* begin *
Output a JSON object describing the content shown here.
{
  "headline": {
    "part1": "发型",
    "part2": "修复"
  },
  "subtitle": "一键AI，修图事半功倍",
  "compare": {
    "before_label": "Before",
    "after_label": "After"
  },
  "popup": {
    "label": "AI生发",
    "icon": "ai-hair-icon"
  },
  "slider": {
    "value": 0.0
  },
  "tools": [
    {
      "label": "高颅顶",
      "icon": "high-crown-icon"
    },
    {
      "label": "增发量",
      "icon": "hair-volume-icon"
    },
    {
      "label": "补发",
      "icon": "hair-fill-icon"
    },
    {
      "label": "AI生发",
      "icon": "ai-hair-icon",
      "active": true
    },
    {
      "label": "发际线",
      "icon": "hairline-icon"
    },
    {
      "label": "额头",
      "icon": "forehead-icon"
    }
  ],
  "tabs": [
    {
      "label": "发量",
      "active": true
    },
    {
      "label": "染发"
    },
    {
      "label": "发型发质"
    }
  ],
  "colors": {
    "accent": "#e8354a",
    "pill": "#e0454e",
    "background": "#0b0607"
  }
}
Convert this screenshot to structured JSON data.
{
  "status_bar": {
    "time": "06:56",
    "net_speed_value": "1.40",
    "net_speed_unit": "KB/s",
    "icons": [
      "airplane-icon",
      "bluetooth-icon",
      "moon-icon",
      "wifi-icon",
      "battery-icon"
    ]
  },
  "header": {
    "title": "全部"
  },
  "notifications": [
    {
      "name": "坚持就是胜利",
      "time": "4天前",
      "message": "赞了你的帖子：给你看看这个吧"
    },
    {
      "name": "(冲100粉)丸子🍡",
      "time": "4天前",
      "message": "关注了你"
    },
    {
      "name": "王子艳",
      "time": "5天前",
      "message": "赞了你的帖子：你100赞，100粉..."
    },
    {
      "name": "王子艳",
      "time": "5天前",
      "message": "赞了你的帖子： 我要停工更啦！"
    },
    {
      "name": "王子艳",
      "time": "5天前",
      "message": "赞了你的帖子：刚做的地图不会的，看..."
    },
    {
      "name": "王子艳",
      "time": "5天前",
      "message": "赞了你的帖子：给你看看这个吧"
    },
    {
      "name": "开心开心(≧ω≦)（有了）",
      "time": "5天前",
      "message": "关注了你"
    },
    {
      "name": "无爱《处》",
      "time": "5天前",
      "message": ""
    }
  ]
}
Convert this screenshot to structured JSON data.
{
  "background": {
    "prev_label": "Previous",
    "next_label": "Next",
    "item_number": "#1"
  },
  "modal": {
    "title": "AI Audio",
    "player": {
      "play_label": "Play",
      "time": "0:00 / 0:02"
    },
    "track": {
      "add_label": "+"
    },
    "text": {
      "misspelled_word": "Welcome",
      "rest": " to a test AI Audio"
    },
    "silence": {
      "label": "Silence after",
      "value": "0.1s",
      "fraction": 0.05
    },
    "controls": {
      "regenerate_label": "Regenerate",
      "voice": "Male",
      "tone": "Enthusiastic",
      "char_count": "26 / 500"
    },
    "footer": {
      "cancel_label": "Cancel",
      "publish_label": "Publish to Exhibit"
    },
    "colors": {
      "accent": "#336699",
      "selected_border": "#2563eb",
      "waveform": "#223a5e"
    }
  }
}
* end *
Copy out every line of the data that includes "赞了你的帖子".

      "message": "赞了你的帖子：给你看看这个吧"
      "message": "赞了你的帖子：你100赞，100粉..."
      "message": "赞了你的帖子： 我要停工更啦！"
      "message": "赞了你的帖子：刚做的地图不会的，看..."
      "message": "赞了你的帖子：给你看看这个吧"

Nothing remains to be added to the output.